Item position entries

╔══

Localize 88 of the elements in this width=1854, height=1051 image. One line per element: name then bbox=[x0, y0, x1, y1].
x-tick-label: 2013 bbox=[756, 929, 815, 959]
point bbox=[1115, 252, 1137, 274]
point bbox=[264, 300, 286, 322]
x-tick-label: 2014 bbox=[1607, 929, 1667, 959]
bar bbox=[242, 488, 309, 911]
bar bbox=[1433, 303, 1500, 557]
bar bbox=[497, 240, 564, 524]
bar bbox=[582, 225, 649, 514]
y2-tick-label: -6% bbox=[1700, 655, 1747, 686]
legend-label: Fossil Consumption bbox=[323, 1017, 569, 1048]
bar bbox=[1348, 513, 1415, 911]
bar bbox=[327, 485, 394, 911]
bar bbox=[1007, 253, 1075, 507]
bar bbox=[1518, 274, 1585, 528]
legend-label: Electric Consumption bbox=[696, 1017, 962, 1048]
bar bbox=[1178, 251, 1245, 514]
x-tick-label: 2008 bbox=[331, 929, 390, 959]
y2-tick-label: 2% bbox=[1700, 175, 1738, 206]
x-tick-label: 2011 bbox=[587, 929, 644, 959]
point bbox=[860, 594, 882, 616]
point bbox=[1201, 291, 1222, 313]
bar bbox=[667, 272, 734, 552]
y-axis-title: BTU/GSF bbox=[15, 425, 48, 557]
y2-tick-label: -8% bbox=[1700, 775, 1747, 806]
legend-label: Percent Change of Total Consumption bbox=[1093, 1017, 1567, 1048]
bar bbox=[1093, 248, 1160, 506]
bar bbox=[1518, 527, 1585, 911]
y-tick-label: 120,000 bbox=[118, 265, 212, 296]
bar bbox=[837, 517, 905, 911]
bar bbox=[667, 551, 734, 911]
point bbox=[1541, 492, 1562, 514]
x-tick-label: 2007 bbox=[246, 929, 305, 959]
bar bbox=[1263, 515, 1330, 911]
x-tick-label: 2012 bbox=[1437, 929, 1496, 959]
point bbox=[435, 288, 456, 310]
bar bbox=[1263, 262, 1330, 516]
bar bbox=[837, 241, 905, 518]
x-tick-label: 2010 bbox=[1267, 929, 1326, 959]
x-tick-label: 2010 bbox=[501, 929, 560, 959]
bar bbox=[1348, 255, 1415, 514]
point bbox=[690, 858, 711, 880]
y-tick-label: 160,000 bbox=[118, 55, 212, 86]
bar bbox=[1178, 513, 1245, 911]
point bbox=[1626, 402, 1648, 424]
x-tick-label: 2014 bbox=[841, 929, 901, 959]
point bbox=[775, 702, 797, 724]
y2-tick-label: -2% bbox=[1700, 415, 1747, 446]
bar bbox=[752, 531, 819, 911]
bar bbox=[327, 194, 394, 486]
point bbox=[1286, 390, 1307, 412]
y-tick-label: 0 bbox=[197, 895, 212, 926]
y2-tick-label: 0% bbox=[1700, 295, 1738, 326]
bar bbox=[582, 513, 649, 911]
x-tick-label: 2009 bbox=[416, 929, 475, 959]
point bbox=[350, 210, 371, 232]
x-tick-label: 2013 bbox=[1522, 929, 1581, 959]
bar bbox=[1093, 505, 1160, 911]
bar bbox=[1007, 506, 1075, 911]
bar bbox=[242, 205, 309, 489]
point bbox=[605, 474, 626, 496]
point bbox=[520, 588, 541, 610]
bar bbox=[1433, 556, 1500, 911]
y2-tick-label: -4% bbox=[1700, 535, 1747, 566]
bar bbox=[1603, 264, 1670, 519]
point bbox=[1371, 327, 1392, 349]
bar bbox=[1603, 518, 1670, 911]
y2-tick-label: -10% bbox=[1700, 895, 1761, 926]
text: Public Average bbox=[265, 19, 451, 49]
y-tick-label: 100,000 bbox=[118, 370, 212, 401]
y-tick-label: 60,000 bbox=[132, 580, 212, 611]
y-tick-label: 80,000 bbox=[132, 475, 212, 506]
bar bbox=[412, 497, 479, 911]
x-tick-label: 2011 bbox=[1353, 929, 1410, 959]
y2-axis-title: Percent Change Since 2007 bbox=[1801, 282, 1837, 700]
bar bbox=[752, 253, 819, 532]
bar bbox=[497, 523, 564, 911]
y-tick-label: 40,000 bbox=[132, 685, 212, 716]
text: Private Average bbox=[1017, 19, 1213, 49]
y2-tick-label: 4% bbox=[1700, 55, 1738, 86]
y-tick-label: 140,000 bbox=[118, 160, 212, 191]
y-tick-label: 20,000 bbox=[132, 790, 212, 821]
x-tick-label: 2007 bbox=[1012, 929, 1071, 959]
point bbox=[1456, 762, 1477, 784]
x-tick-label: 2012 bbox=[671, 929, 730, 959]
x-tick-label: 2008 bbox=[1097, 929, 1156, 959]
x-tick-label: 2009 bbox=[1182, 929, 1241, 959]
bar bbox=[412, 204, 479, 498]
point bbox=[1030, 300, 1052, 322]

╚══
╔══

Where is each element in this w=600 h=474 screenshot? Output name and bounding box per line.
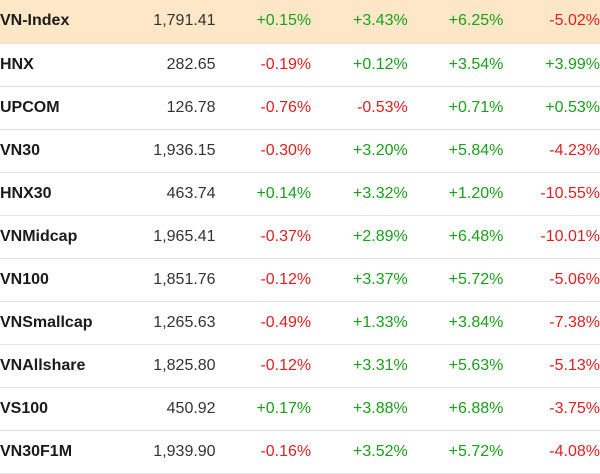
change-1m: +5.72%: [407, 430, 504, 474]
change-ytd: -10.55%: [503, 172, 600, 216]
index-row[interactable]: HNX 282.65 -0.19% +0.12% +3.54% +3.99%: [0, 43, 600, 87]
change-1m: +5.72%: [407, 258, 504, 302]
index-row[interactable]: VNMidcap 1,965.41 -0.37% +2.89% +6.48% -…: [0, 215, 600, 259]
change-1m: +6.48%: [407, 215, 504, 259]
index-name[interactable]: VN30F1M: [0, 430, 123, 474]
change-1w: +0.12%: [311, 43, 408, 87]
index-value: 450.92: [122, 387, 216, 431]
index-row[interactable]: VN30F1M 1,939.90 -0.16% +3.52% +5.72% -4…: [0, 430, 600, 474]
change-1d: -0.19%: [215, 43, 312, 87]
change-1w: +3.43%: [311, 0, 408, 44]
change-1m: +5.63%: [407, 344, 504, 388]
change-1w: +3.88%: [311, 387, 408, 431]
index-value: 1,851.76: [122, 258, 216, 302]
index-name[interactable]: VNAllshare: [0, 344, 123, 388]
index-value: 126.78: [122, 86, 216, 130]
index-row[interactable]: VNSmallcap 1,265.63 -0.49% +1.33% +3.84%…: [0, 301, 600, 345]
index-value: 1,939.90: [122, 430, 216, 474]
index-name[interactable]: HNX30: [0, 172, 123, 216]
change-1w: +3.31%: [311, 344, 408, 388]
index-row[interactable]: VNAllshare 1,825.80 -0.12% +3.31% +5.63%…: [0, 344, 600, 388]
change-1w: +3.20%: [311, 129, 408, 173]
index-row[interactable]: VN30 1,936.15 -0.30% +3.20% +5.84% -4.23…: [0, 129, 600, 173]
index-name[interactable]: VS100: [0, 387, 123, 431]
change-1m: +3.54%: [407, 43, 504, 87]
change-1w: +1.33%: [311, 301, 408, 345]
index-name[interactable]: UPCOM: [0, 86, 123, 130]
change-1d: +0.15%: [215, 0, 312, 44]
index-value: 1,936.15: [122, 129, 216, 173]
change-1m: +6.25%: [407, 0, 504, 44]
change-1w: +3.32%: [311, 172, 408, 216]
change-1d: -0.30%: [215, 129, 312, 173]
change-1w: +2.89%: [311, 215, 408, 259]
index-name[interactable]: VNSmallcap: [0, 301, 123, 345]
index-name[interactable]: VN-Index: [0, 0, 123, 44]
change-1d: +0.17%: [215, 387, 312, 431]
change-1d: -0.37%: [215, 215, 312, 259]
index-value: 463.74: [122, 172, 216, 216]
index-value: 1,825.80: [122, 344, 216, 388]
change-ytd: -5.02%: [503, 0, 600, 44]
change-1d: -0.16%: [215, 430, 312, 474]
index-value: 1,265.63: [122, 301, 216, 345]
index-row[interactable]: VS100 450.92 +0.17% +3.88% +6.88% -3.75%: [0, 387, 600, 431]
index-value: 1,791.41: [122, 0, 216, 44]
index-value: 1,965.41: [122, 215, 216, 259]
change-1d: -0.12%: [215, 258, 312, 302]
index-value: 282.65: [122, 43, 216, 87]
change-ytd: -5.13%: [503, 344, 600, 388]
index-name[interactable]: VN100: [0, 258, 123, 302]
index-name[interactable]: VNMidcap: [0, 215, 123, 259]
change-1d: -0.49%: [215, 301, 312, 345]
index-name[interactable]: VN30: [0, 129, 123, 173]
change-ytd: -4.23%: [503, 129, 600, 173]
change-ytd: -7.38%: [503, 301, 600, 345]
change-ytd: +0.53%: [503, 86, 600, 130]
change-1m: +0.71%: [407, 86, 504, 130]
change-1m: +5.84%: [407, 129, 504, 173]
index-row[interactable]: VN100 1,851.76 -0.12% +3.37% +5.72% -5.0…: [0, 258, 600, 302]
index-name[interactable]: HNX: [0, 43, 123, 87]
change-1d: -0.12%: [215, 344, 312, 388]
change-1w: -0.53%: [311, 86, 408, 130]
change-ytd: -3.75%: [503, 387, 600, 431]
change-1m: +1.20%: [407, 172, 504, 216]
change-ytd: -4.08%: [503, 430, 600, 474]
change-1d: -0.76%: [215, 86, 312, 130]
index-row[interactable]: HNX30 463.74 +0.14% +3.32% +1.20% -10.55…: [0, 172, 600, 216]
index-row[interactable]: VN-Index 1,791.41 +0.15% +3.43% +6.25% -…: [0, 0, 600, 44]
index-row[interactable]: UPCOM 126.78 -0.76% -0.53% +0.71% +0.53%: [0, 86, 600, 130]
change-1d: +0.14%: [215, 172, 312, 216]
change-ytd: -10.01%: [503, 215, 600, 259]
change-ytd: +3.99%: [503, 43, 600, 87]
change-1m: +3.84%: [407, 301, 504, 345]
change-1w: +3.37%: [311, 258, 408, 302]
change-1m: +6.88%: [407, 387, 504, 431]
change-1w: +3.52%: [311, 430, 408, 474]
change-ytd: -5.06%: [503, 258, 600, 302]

╚══
╔══

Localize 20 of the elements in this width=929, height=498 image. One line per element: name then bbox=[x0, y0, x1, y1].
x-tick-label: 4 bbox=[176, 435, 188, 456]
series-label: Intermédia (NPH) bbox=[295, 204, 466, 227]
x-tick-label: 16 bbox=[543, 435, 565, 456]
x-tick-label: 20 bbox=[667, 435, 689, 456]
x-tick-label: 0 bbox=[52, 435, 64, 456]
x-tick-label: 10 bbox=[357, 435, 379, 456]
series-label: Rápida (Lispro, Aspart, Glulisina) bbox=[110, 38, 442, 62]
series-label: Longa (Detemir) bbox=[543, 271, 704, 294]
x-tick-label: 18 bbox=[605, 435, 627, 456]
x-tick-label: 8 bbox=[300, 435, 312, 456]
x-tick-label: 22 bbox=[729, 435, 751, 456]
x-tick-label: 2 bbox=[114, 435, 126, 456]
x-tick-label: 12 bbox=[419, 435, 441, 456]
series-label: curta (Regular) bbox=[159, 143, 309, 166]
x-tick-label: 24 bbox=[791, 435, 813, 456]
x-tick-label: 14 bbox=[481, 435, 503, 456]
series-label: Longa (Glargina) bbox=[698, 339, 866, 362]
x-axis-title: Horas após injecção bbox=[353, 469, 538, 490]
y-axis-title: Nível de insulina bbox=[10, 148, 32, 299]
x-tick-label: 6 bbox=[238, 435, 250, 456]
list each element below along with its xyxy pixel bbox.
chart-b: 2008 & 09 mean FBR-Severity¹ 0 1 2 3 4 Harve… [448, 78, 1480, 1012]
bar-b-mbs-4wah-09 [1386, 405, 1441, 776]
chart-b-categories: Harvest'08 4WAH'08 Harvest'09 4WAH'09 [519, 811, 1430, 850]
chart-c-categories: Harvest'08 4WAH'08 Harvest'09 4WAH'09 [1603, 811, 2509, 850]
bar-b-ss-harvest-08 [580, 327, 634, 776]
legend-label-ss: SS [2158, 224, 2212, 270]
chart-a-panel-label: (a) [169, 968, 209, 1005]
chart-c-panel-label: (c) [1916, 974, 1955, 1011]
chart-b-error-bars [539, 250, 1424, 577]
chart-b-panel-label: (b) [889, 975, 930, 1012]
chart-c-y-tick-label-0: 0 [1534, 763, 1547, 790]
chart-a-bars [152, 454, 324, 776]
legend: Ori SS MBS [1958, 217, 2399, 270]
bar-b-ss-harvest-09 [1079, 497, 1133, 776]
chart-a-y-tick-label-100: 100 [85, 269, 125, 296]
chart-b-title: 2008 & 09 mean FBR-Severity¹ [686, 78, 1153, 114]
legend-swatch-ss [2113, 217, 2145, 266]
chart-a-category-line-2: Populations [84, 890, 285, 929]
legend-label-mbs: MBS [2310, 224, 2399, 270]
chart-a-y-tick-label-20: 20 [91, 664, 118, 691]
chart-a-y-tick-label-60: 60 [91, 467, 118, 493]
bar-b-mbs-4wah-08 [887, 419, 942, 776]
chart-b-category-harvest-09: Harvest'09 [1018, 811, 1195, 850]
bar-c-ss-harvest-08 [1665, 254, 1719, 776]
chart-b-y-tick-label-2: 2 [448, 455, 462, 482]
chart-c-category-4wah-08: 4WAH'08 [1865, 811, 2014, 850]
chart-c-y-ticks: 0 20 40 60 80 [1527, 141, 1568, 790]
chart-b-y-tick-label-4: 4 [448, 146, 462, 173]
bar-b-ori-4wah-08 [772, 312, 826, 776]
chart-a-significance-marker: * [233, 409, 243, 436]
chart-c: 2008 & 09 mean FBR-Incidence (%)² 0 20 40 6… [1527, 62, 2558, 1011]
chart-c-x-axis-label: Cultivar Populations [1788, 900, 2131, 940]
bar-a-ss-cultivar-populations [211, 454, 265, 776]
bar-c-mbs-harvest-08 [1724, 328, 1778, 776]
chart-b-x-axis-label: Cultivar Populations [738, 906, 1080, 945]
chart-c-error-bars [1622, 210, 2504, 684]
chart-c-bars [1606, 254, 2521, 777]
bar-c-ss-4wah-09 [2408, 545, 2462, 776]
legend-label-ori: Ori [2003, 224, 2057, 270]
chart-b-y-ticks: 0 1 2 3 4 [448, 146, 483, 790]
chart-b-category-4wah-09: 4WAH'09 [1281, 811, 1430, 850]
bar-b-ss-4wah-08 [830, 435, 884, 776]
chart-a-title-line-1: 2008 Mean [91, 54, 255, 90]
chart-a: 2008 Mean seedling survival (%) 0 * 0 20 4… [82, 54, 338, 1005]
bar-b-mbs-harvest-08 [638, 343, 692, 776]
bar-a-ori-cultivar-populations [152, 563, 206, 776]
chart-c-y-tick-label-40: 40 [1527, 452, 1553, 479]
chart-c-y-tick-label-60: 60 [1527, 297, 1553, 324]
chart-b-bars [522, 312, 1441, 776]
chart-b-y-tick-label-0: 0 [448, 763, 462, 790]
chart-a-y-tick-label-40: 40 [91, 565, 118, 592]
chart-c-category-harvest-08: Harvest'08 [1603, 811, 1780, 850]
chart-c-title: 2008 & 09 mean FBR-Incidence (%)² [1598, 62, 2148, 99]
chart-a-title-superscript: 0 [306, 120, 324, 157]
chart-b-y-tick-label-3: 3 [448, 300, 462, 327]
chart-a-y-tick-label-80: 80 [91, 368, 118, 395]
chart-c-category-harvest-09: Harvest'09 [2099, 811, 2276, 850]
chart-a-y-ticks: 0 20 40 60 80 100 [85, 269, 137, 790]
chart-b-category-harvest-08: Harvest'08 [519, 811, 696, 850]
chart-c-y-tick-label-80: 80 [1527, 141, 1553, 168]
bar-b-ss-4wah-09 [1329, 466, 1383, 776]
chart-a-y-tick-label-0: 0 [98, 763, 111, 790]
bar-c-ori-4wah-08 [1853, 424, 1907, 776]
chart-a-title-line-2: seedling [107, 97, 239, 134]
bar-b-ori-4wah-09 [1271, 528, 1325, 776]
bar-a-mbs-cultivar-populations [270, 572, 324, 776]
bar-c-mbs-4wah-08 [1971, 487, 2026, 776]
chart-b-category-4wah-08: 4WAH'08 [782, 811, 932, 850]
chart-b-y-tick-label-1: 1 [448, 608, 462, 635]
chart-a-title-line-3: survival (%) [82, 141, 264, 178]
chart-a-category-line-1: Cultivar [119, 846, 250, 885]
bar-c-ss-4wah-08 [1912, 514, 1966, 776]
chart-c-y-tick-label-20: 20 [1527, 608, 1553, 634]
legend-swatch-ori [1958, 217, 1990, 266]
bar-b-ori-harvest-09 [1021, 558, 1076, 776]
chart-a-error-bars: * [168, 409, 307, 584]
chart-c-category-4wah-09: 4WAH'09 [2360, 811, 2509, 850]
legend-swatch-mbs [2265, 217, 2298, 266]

╚══

— Your task —
Rewrite the listing from the line containing "change-1m: +5.72%: [407, 430, 504, 474]" through the line containing "index-name[interactable]: VN30F1M: [0, 430, 123, 474]", substituting "change-month" for every "change-1m" and leaving the rest of those lines unchanged.

— Exercise result —
change-month: +5.72%: [407, 430, 504, 474]
change-ytd: -10.55%: [503, 172, 600, 216]
index-row[interactable]: HNX 282.65 -0.19% +0.12% +3.54% +3.99%: [0, 43, 600, 87]
change-month: +5.72%: [407, 258, 504, 302]
index-row[interactable]: VNMidcap 1,965.41 -0.37% +2.89% +6.48% -…: [0, 215, 600, 259]
change-month: +6.48%: [407, 215, 504, 259]
index-name[interactable]: VN30F1M: [0, 430, 123, 474]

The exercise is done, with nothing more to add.